Short exercise »
Go through the listing beneath this task and return every line that carries the string "法定继承".

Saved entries
=====

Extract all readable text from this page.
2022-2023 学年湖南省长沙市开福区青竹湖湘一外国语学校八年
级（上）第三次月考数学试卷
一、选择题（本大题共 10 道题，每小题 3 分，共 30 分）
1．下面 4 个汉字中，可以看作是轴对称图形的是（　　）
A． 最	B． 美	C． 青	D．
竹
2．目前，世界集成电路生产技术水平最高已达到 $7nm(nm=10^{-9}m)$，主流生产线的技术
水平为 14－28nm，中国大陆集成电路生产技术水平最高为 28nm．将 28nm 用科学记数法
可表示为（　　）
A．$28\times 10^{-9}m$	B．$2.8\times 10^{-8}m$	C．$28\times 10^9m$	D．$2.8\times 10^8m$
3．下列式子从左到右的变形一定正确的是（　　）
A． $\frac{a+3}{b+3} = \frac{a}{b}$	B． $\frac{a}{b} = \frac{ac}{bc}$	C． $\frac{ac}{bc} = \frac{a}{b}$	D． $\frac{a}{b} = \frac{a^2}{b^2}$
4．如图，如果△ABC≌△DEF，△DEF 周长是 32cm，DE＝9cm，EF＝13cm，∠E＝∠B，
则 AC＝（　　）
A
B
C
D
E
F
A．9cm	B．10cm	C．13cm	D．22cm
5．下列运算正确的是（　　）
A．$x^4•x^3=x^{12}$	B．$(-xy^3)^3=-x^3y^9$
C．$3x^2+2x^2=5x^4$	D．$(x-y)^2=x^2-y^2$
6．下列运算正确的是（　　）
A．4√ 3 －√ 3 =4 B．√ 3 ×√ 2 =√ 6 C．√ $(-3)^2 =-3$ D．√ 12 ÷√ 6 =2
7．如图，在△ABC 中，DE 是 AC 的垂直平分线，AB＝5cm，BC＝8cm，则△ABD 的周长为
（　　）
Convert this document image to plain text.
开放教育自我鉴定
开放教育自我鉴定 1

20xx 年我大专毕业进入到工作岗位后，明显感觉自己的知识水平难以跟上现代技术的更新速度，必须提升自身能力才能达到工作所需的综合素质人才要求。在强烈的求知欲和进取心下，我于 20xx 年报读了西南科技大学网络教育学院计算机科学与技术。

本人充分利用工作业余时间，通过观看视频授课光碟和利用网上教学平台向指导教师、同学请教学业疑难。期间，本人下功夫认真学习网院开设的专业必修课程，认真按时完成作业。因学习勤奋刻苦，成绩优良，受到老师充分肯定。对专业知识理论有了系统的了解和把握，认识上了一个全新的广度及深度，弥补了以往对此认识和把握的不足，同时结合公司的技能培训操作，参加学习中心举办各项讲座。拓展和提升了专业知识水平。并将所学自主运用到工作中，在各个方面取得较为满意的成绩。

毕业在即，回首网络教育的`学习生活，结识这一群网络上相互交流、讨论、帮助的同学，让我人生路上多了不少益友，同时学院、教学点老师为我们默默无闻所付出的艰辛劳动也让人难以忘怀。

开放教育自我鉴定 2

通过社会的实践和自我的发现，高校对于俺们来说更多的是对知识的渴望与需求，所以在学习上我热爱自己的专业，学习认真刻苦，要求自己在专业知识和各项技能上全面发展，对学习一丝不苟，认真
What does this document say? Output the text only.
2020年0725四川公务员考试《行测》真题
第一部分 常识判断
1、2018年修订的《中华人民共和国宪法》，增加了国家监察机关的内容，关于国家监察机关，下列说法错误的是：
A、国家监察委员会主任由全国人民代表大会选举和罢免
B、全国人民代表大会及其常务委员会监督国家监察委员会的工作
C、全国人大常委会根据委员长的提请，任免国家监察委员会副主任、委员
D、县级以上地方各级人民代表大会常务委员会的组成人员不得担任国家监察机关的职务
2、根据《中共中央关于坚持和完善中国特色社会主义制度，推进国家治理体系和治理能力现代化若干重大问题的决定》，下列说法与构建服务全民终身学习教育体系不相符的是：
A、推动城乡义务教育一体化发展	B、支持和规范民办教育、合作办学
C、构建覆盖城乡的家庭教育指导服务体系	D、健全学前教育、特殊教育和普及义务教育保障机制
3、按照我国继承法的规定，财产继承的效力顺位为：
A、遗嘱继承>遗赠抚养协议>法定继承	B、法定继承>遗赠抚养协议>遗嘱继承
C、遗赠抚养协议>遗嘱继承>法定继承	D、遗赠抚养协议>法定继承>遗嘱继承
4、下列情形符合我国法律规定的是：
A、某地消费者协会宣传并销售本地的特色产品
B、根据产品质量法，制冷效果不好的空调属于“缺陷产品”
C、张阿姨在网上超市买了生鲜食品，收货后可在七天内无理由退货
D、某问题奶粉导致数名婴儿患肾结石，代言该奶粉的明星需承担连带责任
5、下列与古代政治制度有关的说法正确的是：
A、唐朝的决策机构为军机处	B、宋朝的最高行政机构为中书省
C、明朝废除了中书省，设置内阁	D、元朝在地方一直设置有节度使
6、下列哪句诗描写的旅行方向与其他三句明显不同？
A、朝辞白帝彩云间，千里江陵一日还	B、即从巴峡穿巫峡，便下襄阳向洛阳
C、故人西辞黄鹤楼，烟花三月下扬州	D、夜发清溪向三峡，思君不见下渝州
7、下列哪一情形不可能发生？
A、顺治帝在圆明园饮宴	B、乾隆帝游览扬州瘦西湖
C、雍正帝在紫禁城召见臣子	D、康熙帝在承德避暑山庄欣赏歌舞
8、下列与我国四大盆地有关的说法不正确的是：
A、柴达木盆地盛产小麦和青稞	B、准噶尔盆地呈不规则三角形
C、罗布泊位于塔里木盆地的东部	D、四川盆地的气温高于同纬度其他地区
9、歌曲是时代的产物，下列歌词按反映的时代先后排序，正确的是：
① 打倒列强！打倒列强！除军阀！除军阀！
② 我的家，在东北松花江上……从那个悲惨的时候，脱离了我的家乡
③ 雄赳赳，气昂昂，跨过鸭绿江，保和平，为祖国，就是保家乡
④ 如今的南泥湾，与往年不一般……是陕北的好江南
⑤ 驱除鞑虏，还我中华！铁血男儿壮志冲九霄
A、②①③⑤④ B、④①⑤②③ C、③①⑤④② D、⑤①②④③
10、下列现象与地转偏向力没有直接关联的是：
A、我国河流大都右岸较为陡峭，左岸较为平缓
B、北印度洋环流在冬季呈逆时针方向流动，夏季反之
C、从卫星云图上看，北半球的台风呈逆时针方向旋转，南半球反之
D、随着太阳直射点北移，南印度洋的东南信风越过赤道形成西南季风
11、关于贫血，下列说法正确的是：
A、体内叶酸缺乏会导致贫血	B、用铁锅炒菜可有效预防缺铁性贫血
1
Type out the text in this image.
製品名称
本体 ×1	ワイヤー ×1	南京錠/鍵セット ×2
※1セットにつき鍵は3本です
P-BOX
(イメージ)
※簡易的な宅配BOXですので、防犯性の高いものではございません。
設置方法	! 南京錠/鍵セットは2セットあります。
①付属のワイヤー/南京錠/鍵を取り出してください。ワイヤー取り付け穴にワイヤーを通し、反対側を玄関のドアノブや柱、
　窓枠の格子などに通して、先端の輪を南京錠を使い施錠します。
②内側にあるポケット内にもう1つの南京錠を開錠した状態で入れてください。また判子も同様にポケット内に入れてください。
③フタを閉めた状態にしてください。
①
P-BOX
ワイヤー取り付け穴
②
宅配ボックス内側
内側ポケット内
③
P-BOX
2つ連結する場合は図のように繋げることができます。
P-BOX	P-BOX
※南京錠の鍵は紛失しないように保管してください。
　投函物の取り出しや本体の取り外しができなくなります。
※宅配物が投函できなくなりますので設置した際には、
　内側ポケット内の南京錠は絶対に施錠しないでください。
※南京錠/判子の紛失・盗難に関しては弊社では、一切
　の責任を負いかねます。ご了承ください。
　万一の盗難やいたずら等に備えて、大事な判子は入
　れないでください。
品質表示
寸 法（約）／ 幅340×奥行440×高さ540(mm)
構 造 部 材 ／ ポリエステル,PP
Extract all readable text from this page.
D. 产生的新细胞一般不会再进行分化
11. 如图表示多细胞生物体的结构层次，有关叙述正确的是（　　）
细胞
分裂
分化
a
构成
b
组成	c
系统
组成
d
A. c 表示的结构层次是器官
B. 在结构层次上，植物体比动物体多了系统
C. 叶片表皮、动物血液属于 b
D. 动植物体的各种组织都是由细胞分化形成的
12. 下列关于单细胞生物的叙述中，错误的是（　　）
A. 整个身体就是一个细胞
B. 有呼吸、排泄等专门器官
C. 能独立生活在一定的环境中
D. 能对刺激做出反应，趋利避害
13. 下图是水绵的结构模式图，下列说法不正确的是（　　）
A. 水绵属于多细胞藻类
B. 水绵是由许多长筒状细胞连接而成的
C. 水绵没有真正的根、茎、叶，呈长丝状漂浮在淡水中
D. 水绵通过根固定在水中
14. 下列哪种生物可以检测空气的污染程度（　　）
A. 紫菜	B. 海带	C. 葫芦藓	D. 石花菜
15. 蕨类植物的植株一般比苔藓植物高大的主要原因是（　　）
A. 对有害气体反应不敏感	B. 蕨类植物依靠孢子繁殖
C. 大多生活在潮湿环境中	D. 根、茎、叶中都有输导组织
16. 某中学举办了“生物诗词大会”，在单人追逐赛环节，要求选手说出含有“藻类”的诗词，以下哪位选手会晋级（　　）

=====

Response to this exercise »
A、遗嘱继承>遗赠抚养协议>法定继承	B、法定继承>遗赠抚养协议>遗嘱继承
C、遗赠抚养协议>遗嘱继承>法定继承	D、遗赠抚养协议>法定继承>遗嘱继承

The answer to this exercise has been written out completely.